What is expected:
Show all lines from the data that include the word "http".
*-*-*
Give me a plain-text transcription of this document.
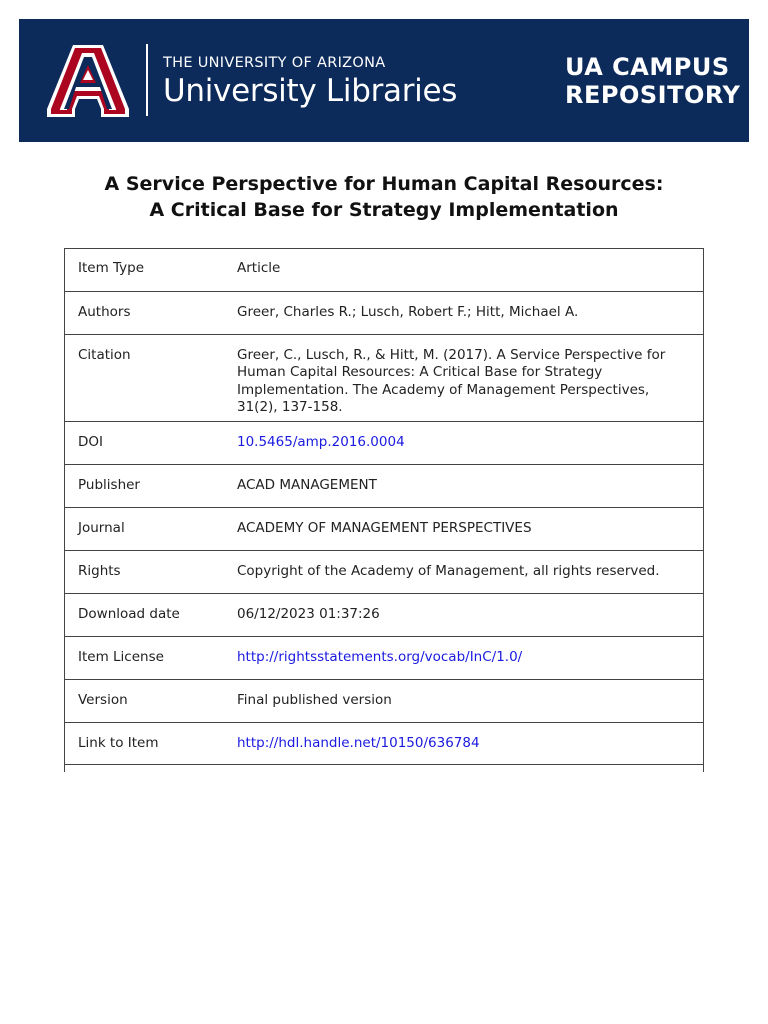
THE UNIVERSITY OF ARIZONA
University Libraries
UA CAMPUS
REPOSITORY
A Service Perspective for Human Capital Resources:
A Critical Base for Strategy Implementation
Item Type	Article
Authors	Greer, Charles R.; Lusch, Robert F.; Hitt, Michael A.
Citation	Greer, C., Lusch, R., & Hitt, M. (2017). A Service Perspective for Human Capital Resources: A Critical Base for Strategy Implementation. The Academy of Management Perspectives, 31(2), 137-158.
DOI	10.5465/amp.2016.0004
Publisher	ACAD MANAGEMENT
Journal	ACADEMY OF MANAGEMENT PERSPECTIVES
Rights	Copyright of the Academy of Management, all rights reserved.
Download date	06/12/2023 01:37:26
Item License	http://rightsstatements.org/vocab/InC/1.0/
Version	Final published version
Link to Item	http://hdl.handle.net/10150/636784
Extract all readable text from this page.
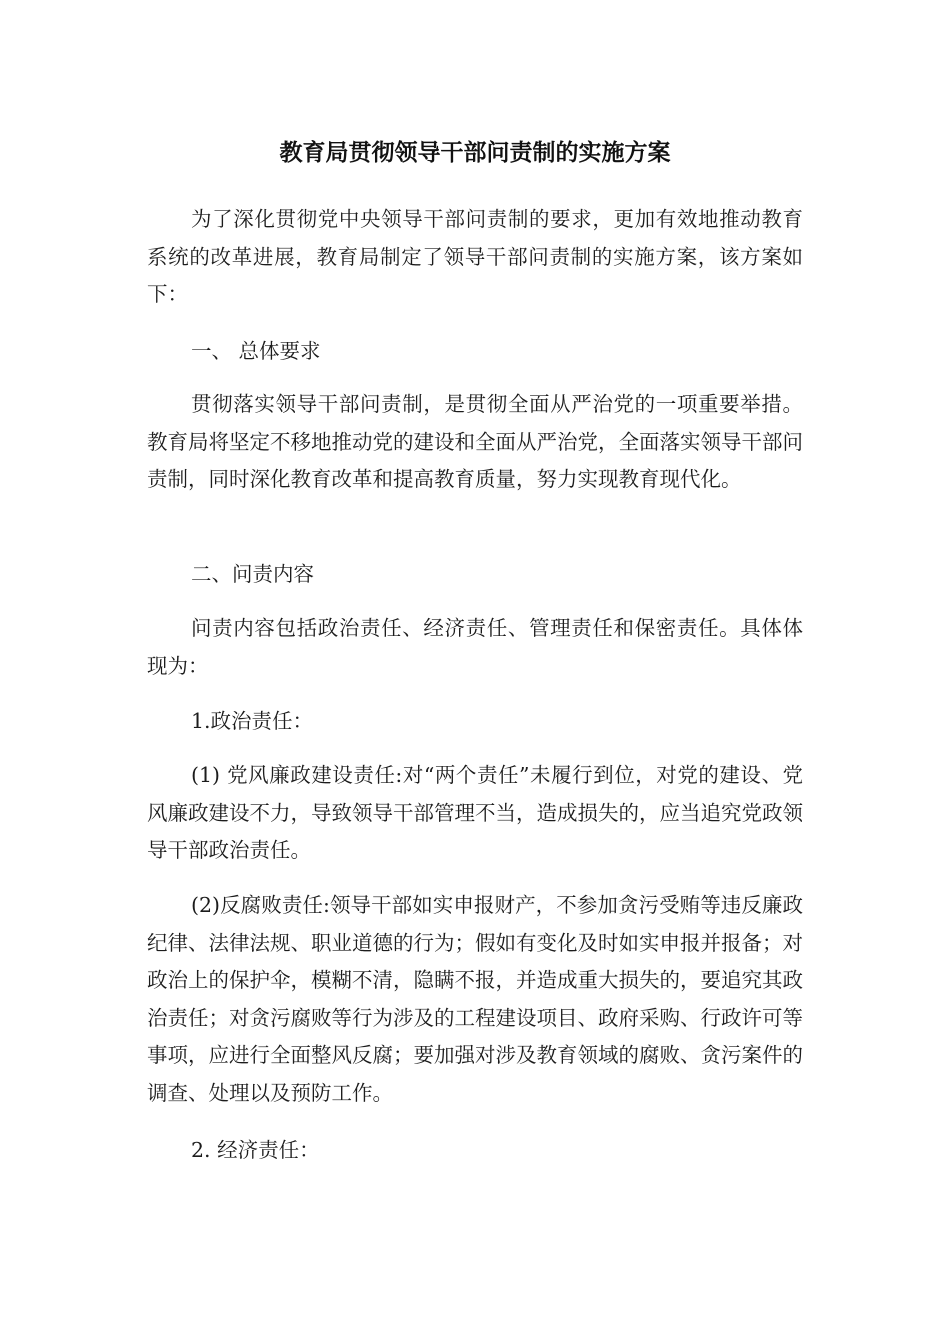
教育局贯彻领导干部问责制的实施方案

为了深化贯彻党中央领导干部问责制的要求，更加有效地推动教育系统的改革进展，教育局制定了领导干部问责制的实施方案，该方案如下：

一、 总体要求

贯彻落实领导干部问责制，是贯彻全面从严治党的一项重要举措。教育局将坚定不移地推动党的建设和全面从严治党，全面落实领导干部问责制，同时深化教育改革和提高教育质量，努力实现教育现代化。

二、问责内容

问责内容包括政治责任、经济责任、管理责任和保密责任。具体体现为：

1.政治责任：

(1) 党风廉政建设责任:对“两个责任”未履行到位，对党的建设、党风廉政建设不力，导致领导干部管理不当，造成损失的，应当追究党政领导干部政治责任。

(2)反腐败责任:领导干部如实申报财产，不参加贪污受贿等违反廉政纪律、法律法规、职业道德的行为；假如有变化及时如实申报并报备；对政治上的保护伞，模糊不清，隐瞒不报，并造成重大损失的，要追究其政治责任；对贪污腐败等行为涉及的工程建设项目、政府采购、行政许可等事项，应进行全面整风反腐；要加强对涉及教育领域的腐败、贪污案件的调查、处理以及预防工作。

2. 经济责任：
*-*-*
Written response:
Item License	http://rightsstatements.org/vocab/InC/1.0/
Link to Item	http://hdl.handle.net/10150/636784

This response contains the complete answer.